►

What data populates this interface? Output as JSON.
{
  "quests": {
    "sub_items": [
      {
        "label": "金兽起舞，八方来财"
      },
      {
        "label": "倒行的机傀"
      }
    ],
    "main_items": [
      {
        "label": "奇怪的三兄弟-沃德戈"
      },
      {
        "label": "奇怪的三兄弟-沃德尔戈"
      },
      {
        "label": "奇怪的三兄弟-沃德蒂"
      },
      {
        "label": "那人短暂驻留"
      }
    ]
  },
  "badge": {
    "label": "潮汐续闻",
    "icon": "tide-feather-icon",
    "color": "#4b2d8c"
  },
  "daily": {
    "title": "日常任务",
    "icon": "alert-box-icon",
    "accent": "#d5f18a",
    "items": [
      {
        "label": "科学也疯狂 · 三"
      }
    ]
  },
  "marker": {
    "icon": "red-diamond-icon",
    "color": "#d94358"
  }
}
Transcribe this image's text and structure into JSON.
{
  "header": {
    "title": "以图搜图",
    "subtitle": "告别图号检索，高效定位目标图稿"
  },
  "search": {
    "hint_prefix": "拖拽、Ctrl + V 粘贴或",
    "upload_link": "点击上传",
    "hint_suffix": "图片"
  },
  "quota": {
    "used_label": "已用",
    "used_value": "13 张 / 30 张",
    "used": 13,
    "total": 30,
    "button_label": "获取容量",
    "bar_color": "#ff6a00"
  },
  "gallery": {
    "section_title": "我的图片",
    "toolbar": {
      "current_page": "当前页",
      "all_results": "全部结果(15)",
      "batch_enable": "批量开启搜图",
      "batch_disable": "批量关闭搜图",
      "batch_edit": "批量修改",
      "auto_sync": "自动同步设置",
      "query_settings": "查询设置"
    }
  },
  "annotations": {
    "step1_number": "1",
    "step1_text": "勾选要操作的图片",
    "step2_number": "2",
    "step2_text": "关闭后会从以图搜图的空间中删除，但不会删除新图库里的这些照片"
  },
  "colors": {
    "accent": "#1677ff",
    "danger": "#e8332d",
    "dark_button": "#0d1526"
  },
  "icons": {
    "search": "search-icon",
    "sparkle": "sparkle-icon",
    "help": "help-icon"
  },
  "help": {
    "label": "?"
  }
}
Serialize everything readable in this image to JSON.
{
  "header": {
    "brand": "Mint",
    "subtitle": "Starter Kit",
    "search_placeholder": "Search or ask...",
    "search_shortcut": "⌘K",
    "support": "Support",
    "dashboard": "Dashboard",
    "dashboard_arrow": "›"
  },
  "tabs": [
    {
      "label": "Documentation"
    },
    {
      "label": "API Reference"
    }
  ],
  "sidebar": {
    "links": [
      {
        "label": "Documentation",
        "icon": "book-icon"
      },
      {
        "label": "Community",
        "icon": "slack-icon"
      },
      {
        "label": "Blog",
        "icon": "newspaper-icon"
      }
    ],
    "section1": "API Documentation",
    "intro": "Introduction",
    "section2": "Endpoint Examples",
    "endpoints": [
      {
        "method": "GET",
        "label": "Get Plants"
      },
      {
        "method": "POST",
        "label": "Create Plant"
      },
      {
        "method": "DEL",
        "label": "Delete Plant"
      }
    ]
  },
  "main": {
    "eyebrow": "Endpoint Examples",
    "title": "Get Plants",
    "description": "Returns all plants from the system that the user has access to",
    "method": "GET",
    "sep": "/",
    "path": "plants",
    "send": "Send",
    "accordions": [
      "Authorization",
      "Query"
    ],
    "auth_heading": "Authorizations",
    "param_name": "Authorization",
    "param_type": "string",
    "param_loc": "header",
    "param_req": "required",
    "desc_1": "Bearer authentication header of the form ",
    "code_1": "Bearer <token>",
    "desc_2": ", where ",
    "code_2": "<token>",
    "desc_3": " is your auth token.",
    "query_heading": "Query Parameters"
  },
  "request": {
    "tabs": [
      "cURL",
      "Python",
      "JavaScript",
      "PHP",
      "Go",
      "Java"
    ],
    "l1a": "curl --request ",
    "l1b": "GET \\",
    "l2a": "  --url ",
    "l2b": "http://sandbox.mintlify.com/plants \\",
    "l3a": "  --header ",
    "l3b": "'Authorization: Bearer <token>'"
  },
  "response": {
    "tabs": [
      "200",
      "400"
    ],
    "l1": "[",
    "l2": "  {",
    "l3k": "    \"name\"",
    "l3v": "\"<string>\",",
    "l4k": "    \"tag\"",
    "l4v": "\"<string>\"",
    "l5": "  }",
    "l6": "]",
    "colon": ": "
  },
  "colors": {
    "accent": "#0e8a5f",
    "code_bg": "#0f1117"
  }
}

◄

» Exercise task:
Filter the data for the string "奇怪的三兄弟" and copy every line that has it.

» Written response:
        "label": "奇怪的三兄弟-沃德戈"
        "label": "奇怪的三兄弟-沃德尔戈"
        "label": "奇怪的三兄弟-沃德蒂"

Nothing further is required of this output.